Required task: An exact copy of every record is needed.
** start Information provided **
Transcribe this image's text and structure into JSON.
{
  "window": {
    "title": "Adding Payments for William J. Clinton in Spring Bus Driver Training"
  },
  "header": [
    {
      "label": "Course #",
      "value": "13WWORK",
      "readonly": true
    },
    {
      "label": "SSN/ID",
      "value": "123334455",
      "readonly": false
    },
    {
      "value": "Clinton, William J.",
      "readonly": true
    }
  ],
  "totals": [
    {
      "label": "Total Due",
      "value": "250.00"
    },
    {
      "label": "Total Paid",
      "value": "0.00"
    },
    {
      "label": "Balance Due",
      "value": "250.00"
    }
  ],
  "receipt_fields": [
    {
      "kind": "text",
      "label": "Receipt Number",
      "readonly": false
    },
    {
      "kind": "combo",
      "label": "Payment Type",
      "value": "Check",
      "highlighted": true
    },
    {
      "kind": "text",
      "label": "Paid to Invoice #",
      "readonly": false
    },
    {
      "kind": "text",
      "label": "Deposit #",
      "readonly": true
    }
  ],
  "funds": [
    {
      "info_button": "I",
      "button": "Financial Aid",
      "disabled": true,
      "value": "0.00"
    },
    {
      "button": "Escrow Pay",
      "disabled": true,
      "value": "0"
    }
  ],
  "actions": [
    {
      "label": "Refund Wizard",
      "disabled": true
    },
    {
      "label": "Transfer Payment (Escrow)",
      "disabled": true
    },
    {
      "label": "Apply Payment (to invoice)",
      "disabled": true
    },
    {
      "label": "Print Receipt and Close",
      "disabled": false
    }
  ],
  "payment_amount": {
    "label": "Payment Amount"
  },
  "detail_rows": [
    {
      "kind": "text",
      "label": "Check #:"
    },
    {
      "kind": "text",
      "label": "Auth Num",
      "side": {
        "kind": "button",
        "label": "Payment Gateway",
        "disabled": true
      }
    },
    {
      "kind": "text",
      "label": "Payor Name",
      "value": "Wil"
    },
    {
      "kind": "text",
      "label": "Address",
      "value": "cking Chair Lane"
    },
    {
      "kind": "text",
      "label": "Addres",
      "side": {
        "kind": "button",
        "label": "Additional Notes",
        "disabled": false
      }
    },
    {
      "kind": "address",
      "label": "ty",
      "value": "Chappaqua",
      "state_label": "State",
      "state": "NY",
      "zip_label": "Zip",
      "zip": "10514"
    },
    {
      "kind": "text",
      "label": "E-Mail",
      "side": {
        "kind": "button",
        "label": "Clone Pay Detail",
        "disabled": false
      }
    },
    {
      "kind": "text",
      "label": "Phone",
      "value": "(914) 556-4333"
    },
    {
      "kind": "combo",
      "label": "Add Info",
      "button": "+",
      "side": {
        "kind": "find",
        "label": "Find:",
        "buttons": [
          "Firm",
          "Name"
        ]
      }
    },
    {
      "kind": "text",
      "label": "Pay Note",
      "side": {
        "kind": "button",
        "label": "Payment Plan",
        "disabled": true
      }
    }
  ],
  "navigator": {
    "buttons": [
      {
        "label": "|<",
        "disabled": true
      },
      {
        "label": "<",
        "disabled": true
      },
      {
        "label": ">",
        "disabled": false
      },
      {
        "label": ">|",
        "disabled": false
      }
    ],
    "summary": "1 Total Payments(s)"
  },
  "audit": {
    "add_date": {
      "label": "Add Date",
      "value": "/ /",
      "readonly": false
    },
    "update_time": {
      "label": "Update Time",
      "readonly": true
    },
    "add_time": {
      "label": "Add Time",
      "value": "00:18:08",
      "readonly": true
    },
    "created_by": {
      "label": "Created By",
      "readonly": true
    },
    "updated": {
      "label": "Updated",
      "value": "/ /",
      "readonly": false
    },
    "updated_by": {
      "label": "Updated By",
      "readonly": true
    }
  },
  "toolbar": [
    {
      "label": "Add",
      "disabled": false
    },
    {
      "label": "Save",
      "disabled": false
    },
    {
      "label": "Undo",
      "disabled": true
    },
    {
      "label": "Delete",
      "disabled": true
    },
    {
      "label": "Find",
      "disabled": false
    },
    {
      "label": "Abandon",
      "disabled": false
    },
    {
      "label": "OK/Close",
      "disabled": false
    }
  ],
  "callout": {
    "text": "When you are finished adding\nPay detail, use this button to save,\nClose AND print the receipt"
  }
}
** end Information provided **
Worked answer:
Transcribe this image's text and structure into JSON.
{
  "window": {
    "title": "Adding Payments for William J. Clinton in Spring Bus Driver Training"
  },
  "header": [
    {
      "label": "Course #",
      "value": "13WWORK",
      "readonly": true
    },
    {
      "label": "SSN/ID",
      "value": "123334455",
      "readonly": false
    },
    {
      "value": "Clinton, William J.",
      "readonly": true
    }
  ],
  "totals": [
    {
      "label": "Total Due",
      "value": "250.00"
    },
    {
      "label": "Total Paid",
      "value": "0.00"
    },
    {
      "label": "Balance Due",
      "value": "250.00"
    }
  ],
  "receipt_fields": [
    {
      "kind": "text",
      "label": "Receipt Number",
      "readonly": false
    },
    {
      "kind": "combo",
      "label": "Payment Type",
      "value": "Check",
      "highlighted": true
    },
    {
      "kind": "text",
      "label": "Paid to Invoice #",
      "readonly": false
    },
    {
      "kind": "text",
      "label": "Deposit #",
      "readonly": true
    }
  ],
  "funds": [
    {
      "info_button": "I",
      "button": "Financial Aid",
      "disabled": true,
      "value": "0.00"
    },
    {
      "button": "Escrow Pay",
      "disabled": true,
      "value": "0"
    }
  ],
  "actions": [
    {
      "label": "Refund Wizard",
      "disabled": true
    },
    {
      "label": "Transfer Payment (Escrow)",
      "disabled": true
    },
    {
      "label": "Apply Payment (to invoice)",
      "disabled": true
    },
    {
      "label": "Print Receipt and Close",
      "disabled": false
    }
  ],
  "payment_amount": {
    "label": "Payment Amount"
  },
  "detail_rows": [
    {
      "kind": "text",
      "label": "Check #:"
    },
    {
      "kind": "text",
      "label": "Auth Num",
      "side": {
        "kind": "button",
        "label": "Payment Gateway",
        "disabled": true
      }
    },
    {
      "kind": "text",
      "label": "Payor Name",
      "value": "Wil"
    },
    {
      "kind": "text",
      "label": "Address",
      "value": "cking Chair Lane"
    },
    {
      "kind": "text",
      "label": "Addres",
      "side": {
        "kind": "button",
        "label": "Additional Notes",
        "disabled": false
      }
    },
    {
      "kind": "address",
      "label": "ty",
      "value": "Chappaqua",
      "state_label": "State",
      "state": "NY",
      "zip_label": "Zip",
      "zip": "10514"
    },
    {
      "kind": "text",
      "label": "E-Mail",
      "side": {
        "kind": "button",
        "label": "Clone Pay Detail",
        "disabled": false
      }
    },
    {
      "kind": "text",
      "label": "Phone",
      "value": "(914) 556-4333"
    },
    {
      "kind": "combo",
      "label": "Add Info",
      "button": "+",
      "side": {
        "kind": "find",
        "label": "Find:",
        "buttons": [
          "Firm",
          "Name"
        ]
      }
    },
    {
      "kind": "text",
      "label": "Pay Note",
      "side": {
        "kind": "button",
        "label": "Payment Plan",
        "disabled": true
      }
    }
  ],
  "navigator": {
    "buttons": [
      {
        "label": "|<",
        "disabled": true
      },
      {
        "label": "<",
        "disabled": true
      },
      {
        "label": ">",
        "disabled": false
      },
      {
        "label": ">|",
        "disabled": false
      }
    ],
    "summary": "1 Total Payments(s)"
  },
  "audit": {
    "add_date": {
      "label": "Add Date",
      "value": "/ /",
      "readonly": false
    },
    "update_time": {
      "label": "Update Time",
      "readonly": true
    },
    "add_time": {
      "label": "Add Time",
      "value": "00:18:08",
      "readonly": true
    },
    "created_by": {
      "label": "Created By",
      "readonly": true
    },
    "updated": {
      "label": "Updated",
      "value": "/ /",
      "readonly": false
    },
    "updated_by": {
      "label": "Updated By",
      "readonly": true
    }
  },
  "toolbar": [
    {
      "label": "Add",
      "disabled": false
    },
    {
      "label": "Save",
      "disabled": false
    },
    {
      "label": "Undo",
      "disabled": true
    },
    {
      "label": "Delete",
      "disabled": true
    },
    {
      "label": "Find",
      "disabled": false
    },
    {
      "label": "Abandon",
      "disabled": false
    },
    {
      "label": "OK/Close",
      "disabled": false
    }
  ],
  "callout": {
    "text": "When you are finished adding\nPay detail, use this button to save,\nClose AND print the receipt"
  }
}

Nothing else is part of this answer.